AIM OF THE TASK. Copy out each line that has "html" in it.

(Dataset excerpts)
□ □ □

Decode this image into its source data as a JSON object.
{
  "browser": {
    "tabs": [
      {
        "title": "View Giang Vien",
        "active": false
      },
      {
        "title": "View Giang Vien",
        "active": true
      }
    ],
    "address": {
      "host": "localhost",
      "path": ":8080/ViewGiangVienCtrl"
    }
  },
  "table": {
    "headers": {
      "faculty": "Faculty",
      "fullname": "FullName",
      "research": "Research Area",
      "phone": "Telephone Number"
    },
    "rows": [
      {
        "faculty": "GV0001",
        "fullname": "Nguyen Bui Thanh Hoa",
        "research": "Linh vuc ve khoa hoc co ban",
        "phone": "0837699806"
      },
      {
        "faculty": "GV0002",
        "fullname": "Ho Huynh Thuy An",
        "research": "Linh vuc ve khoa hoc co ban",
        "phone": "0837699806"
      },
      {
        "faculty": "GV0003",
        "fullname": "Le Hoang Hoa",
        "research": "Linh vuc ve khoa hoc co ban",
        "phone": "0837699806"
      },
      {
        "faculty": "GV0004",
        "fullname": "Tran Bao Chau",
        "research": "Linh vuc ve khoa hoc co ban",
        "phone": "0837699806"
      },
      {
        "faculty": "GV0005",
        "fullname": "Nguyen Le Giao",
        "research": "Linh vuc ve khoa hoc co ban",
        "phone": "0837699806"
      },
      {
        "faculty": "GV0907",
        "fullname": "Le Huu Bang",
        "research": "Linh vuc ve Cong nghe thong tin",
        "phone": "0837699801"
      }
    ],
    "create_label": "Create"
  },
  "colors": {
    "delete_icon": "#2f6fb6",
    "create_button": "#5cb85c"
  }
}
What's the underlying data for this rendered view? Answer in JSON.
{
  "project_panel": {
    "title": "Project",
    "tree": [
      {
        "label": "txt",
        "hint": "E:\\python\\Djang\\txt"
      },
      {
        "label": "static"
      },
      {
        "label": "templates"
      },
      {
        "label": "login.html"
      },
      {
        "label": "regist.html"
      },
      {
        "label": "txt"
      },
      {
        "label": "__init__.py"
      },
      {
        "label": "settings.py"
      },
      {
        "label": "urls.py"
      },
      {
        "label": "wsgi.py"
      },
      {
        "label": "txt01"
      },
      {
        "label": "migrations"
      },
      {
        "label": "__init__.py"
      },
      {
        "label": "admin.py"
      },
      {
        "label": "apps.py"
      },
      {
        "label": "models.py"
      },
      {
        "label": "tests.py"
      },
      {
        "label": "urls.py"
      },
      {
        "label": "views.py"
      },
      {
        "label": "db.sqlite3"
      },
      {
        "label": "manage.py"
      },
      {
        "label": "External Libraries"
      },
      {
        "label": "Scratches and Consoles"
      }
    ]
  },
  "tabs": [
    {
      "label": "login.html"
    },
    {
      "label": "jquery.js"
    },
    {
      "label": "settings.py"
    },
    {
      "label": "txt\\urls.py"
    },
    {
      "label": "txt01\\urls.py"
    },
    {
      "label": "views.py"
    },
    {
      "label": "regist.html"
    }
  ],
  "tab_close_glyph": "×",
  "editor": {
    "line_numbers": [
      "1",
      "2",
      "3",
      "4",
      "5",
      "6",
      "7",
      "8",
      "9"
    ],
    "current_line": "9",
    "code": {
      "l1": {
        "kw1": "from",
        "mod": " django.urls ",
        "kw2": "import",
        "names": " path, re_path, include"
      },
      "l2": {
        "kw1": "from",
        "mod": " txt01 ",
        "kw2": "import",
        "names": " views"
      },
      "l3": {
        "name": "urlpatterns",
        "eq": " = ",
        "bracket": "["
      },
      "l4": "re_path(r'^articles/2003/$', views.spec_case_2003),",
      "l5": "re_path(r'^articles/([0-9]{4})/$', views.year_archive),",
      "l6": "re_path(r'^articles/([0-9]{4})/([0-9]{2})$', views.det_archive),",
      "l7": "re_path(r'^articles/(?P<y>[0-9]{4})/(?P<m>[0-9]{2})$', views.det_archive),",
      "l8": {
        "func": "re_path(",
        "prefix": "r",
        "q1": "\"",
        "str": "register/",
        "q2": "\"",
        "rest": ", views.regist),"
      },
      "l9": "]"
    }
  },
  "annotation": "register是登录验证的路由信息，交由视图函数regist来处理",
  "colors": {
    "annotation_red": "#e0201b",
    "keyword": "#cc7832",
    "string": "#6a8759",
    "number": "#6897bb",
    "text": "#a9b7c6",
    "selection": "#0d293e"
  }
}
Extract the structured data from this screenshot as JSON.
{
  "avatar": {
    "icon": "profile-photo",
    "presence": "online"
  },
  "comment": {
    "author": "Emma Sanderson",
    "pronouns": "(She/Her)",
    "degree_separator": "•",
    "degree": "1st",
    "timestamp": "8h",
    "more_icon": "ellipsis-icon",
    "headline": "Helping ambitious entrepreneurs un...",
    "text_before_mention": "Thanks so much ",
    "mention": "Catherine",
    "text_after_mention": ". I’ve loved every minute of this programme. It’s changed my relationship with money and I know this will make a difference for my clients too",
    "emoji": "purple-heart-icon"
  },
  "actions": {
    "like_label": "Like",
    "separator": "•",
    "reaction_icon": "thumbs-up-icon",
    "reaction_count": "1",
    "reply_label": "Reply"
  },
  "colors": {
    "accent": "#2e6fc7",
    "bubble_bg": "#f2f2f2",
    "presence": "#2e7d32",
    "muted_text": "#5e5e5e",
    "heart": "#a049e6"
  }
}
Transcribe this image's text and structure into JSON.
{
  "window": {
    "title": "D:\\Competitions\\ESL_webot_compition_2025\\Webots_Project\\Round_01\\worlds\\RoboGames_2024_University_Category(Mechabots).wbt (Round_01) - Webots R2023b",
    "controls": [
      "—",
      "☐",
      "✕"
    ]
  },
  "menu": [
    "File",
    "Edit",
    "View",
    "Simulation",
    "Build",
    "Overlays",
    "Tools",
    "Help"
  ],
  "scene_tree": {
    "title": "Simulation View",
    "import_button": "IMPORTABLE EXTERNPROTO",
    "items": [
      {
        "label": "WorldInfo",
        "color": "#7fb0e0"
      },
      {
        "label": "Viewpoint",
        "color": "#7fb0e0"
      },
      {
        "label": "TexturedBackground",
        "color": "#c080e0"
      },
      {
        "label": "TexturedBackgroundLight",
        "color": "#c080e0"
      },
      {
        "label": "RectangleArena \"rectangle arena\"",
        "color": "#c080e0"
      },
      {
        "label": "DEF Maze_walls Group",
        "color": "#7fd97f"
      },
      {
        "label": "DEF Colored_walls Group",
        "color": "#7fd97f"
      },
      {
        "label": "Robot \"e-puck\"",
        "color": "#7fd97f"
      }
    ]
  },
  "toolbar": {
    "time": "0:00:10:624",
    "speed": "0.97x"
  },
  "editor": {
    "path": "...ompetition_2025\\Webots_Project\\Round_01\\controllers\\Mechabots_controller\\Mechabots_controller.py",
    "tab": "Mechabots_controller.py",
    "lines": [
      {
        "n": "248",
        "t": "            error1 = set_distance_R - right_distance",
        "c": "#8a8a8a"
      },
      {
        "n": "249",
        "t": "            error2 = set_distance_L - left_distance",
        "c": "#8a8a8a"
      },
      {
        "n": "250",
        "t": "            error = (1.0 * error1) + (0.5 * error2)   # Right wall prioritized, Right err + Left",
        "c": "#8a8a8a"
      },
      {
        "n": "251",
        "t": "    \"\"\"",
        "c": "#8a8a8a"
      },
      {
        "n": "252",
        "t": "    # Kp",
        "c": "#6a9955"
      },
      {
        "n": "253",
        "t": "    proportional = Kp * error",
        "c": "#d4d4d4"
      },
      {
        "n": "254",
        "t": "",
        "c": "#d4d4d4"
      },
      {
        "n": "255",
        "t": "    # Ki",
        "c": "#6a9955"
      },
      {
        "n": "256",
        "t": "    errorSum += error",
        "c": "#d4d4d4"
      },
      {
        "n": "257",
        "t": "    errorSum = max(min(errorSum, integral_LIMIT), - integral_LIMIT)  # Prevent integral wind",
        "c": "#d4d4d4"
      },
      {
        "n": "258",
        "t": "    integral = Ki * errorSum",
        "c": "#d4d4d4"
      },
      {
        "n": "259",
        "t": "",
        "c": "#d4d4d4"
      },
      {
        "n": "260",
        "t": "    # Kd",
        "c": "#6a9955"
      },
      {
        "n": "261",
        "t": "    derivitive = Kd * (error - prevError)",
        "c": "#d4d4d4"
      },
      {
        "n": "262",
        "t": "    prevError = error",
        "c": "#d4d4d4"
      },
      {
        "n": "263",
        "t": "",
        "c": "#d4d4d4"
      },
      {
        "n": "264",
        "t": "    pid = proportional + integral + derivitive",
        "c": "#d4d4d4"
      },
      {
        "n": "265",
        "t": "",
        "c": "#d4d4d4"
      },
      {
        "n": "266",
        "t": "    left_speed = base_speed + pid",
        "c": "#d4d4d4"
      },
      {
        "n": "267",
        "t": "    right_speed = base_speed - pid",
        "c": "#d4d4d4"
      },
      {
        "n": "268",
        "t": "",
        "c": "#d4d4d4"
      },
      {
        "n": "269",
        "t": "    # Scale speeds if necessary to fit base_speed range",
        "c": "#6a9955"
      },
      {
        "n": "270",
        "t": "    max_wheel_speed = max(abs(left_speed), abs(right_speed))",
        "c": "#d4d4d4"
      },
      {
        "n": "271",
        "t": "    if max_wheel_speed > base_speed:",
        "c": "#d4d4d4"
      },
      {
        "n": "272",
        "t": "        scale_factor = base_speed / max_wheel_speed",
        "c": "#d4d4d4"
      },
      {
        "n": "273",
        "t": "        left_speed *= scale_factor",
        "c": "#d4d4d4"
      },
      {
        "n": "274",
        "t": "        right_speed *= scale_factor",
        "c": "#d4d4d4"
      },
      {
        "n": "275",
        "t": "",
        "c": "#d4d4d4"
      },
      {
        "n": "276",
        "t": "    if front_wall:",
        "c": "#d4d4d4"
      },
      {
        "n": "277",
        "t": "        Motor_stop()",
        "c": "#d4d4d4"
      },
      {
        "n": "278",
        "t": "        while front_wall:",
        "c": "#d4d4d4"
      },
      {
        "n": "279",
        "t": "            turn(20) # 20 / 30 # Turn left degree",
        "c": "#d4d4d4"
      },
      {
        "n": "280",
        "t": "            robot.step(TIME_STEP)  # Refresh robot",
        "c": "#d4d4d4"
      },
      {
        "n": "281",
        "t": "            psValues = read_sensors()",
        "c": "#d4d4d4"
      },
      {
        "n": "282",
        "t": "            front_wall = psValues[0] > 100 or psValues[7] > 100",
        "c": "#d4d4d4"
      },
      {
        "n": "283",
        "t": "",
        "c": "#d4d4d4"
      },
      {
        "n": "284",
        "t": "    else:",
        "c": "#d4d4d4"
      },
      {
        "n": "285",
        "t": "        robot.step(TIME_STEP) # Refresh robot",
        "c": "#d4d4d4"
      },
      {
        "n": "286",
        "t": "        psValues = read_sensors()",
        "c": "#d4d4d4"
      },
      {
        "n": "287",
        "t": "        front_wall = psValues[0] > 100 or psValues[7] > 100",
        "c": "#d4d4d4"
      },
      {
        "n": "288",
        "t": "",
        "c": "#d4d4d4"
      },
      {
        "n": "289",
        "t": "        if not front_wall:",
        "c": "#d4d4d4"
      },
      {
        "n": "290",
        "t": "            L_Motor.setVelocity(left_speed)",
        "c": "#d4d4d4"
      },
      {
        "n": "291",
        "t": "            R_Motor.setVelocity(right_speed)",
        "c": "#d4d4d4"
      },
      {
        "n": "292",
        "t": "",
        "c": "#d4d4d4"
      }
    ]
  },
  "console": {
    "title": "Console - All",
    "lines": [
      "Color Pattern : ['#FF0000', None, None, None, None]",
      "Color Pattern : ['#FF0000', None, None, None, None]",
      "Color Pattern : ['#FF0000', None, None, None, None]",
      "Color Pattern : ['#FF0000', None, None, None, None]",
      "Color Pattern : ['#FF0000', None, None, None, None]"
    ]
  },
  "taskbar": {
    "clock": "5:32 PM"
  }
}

□ □ □

RESPONSE TO THIS EXERCISE.
        "label": "login.html"
        "label": "regist.html"
      "label": "login.html"
      "label": "regist.html"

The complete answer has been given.